[Task inputs]:
################
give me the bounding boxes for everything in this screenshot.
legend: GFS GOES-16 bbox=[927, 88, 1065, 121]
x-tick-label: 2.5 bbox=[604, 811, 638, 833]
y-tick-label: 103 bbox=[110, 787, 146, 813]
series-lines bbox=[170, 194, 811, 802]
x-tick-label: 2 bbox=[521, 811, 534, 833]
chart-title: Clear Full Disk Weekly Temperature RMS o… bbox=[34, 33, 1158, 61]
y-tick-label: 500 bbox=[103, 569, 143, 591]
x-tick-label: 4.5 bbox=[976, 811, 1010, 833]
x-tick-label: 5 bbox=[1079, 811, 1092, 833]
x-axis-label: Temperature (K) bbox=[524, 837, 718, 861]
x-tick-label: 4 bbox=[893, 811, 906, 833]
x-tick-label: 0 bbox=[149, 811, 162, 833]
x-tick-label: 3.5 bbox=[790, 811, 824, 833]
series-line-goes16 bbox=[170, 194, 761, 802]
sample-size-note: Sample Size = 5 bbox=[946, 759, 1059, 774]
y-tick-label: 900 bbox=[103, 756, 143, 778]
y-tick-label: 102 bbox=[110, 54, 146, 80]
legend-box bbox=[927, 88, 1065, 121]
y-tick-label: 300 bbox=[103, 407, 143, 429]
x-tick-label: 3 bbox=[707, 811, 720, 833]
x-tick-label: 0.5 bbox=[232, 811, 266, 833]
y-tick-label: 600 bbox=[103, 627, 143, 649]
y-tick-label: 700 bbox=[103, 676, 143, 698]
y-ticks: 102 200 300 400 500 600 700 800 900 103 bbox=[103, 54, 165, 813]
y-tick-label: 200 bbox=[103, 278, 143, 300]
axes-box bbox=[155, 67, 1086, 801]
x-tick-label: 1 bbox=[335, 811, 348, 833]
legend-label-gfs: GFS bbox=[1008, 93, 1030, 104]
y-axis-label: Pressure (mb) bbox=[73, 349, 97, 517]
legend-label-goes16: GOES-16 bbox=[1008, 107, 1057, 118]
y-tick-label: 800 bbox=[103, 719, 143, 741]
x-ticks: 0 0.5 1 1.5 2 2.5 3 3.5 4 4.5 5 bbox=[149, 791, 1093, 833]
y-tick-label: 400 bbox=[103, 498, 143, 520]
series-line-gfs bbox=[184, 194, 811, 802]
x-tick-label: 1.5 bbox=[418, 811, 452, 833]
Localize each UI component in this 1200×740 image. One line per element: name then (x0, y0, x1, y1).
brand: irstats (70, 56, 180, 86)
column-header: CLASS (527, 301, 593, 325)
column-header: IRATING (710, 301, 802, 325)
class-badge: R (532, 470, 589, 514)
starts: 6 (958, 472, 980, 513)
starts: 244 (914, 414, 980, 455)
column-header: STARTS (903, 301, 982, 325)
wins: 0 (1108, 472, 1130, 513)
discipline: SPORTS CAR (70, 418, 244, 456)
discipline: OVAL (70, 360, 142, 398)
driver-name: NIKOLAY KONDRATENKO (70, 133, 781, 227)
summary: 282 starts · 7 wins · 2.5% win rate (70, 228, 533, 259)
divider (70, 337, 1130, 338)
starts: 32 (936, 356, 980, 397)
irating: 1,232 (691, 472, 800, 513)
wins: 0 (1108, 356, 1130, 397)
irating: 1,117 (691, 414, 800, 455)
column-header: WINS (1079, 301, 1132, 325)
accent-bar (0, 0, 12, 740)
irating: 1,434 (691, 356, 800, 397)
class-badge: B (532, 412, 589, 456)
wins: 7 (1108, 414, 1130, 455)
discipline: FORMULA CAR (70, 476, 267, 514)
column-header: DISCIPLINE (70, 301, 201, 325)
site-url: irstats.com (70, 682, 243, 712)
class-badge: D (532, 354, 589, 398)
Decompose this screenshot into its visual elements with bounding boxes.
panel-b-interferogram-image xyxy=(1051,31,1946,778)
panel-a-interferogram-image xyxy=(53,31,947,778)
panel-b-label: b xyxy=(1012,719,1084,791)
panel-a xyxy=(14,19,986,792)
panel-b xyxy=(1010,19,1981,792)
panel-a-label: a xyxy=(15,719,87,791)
################
[Given instruction]: Edit the lines above so that every occurrence of "GOES-16" becomes "GOES-18", and leave everything else unchanged.

[Expected answer]:
give me the bounding boxes for everything in this screenshot.
legend: GFS GOES-18 bbox=[927, 88, 1065, 121]
x-tick-label: 2.5 bbox=[604, 811, 638, 833]
y-tick-label: 103 bbox=[110, 787, 146, 813]
series-lines bbox=[170, 194, 811, 802]
x-tick-label: 2 bbox=[521, 811, 534, 833]
chart-title: Clear Full Disk Weekly Temperature RMS o… bbox=[34, 33, 1158, 61]
y-tick-label: 500 bbox=[103, 569, 143, 591]
x-tick-label: 4.5 bbox=[976, 811, 1010, 833]
x-tick-label: 5 bbox=[1079, 811, 1092, 833]
x-axis-label: Temperature (K) bbox=[524, 837, 718, 861]
x-tick-label: 4 bbox=[893, 811, 906, 833]
x-tick-label: 0 bbox=[149, 811, 162, 833]
x-tick-label: 3.5 bbox=[790, 811, 824, 833]
series-line-goes16 bbox=[170, 194, 761, 802]
sample-size-note: Sample Size = 5 bbox=[946, 759, 1059, 774]
y-tick-label: 900 bbox=[103, 756, 143, 778]
y-tick-label: 102 bbox=[110, 54, 146, 80]
legend-box bbox=[927, 88, 1065, 121]
y-tick-label: 300 bbox=[103, 407, 143, 429]
x-tick-label: 3 bbox=[707, 811, 720, 833]
x-tick-label: 0.5 bbox=[232, 811, 266, 833]
y-tick-label: 600 bbox=[103, 627, 143, 649]
y-tick-label: 700 bbox=[103, 676, 143, 698]
y-ticks: 102 200 300 400 500 600 700 800 900 103 bbox=[103, 54, 165, 813]
y-tick-label: 200 bbox=[103, 278, 143, 300]
axes-box bbox=[155, 67, 1086, 801]
x-tick-label: 1 bbox=[335, 811, 348, 833]
legend-label-gfs: GFS bbox=[1008, 93, 1030, 104]
y-axis-label: Pressure (mb) bbox=[73, 349, 97, 517]
legend-label-goes16: GOES-18 bbox=[1008, 107, 1057, 118]
y-tick-label: 800 bbox=[103, 719, 143, 741]
x-ticks: 0 0.5 1 1.5 2 2.5 3 3.5 4 4.5 5 bbox=[149, 791, 1093, 833]
y-tick-label: 400 bbox=[103, 498, 143, 520]
series-line-gfs bbox=[184, 194, 811, 802]
x-tick-label: 1.5 bbox=[418, 811, 452, 833]
Localize each UI component in this 1200×740 image. One line per element: name then (x0, y0, x1, y1).
brand: irstats (70, 56, 180, 86)
column-header: CLASS (527, 301, 593, 325)
column-header: IRATING (710, 301, 802, 325)
class-badge: R (532, 470, 589, 514)
starts: 6 (958, 472, 980, 513)
starts: 244 (914, 414, 980, 455)
column-header: STARTS (903, 301, 982, 325)
wins: 0 (1108, 472, 1130, 513)
discipline: SPORTS CAR (70, 418, 244, 456)
discipline: OVAL (70, 360, 142, 398)
driver-name: NIKOLAY KONDRATENKO (70, 133, 781, 227)
summary: 282 starts · 7 wins · 2.5% win rate (70, 228, 533, 259)
divider (70, 337, 1130, 338)
starts: 32 (936, 356, 980, 397)
irating: 1,232 (691, 472, 800, 513)
wins: 0 (1108, 356, 1130, 397)
irating: 1,117 (691, 414, 800, 455)
column-header: WINS (1079, 301, 1132, 325)
accent-bar (0, 0, 12, 740)
irating: 1,434 (691, 356, 800, 397)
class-badge: B (532, 412, 589, 456)
wins: 7 (1108, 414, 1130, 455)
discipline: FORMULA CAR (70, 476, 267, 514)
column-header: DISCIPLINE (70, 301, 201, 325)
site-url: irstats.com (70, 682, 243, 712)
class-badge: D (532, 354, 589, 398)
Decompose this screenshot into its visual elements with bounding boxes.
panel-b-interferogram-image xyxy=(1051,31,1946,778)
panel-a-interferogram-image xyxy=(53,31,947,778)
panel-b-label: b xyxy=(1012,719,1084,791)
panel-a xyxy=(14,19,986,792)
panel-b xyxy=(1010,19,1981,792)
panel-a-label: a xyxy=(15,719,87,791)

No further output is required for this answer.